- **TESTO DI PARTENZA**
Altre tre autobiografie
Novità in libreria. Tre autobiografie per chi insegna e vuole continuare a imparare.
“Un’autobiografia non è la nostra letteratura privata. Piuttosto la nostra sacca da viaggio. E la memoria non è solo ciò che ricordiamo, ma ciò che ci circonda. Non parla unicamente di quel che è stato, ma di quel che sarà. La memoria è un presente che non finisce mai…Sembra ieri, e invece è domani”. – Papa Francesco
In un tempo in cui l’educazione sembra dover continuamente reinventarsi, tre recenti autobiografie ci ricordano una verità fondamentale: imparare è un processo continuo, che non si esaurisce sui banchi di scuola. Anzi, si alimenta nella vita vissuta, nei fallimenti, nelle svolte inattese, negli incontri. Tre storie – molto diverse tra loro – offrono spunti preziosi a chi insegna e desidera continuare a imparare senza “addormentarsi sul proprio sapere”*.
1. La vita s’impara – Corrado Augias
Corrado Augias ci regala un’autobiografia che è molto più di un racconto personale. La vita s’impara è un intreccio tra la storia individuale e quella collettiva, tra le vicende della sua formazione e i grandi cambiamenti dell’Italia del Novecento.
Per Augias, cultura significa curiosità. Significa non smettere mai di farsi domande e accettare la complessità del reale. La sua voce accompagna il lettore in una riflessione sulla conoscenza come pratica quotidiana, come esercizio critico e, soprattutto, come atto di libertà.

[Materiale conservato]
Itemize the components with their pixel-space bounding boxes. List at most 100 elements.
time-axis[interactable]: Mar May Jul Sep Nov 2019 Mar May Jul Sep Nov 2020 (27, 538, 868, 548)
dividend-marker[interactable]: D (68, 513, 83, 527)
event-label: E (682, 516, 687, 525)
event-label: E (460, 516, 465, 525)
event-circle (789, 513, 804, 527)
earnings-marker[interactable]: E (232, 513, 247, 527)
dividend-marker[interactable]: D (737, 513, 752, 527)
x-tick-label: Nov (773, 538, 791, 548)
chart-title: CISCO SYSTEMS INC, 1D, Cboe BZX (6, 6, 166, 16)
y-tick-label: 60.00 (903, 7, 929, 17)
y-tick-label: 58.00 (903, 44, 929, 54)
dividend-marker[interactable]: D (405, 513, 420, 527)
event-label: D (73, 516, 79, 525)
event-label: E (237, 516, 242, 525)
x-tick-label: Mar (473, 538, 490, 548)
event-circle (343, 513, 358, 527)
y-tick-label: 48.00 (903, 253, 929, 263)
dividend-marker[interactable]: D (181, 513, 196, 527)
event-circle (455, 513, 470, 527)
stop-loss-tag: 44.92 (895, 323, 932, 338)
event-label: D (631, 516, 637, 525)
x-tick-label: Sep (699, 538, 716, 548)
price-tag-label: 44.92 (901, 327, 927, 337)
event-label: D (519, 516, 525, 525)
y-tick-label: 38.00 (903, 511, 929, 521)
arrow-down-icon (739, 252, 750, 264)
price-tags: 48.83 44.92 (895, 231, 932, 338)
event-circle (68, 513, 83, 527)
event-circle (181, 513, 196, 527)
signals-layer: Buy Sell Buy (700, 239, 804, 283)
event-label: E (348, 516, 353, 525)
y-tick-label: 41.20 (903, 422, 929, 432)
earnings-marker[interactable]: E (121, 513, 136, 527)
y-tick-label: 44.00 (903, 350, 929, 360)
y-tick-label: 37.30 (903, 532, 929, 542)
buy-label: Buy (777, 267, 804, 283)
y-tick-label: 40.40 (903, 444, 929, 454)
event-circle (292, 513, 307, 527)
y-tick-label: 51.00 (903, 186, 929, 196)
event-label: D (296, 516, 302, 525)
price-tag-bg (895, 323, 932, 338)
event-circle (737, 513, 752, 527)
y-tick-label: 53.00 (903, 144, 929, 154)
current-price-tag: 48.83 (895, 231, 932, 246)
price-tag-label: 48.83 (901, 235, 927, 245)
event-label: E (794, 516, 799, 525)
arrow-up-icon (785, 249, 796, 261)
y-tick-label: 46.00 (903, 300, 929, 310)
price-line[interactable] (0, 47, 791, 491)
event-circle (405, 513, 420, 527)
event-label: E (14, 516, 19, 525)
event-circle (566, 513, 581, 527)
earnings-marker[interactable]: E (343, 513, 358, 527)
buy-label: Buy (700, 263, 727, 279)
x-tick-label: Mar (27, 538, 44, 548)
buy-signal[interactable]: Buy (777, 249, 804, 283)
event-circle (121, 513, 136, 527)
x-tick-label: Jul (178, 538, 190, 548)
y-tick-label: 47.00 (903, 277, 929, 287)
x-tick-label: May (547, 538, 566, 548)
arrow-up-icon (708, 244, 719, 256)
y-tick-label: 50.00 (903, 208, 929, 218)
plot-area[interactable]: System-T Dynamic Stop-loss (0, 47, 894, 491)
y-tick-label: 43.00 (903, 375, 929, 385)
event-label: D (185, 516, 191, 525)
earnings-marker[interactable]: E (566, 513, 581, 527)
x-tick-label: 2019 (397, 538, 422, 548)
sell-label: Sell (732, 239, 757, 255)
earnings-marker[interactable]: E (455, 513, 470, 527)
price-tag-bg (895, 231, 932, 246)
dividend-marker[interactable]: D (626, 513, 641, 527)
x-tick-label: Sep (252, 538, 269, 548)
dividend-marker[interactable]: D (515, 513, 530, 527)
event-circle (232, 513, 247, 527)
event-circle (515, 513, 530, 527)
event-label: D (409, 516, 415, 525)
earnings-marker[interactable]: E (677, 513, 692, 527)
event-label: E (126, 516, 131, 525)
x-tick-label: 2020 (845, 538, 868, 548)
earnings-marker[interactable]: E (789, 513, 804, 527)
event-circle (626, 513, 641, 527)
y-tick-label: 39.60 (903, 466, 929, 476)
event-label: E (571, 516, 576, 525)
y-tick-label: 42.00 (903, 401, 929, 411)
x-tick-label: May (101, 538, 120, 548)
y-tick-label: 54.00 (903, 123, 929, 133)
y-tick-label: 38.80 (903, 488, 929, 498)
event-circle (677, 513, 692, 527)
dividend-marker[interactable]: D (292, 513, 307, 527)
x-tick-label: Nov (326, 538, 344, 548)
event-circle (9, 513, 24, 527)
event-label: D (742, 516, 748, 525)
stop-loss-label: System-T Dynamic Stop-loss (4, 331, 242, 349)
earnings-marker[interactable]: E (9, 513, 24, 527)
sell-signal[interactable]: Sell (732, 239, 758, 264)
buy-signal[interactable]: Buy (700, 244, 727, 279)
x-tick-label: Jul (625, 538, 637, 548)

- **ESERCIZIO A**
Cita dal testo sulle tre autobiografie il tratto che va da "1. La vita s’impara" fino a "dell’Italia del Novecento.".
- **ESERCIZIO B**
Secondo il testo sulle tre autobiografie, queste frasi sono giuste? Per ognuna rispondi sì o no e riporta le parole del testo che lo dimostrano: (i) per Augias la cultura vuol dire curiosità; (ii) nella frase di Papa Francesco la memoria parla solo di quello che è stato; (iii) imparare finisce sui banchi di scuola.
Questo materiale è separato dal testo.

- **LA TUA RISPOSTA A**
1. La vita s’impara – Corrado Augias
Corrado Augias ci regala un’autobiografia che è molto più di un racconto personale. La vita s’impara è un intreccio tra la storia individuale e quella collettiva, tra le vicende della sua formazione e i grandi cambiamenti dell’Italia del Novecento.

- **LA TUA RISPOSTA B**
(i) Sì: "Per Augias, cultura significa curiosità."
(ii) No: "Non parla unicamente di quel che è stato, ma di quel che sarà."
(iii) No: "imparare è un processo continuo, che non si esaurisce sui banchi di scuola."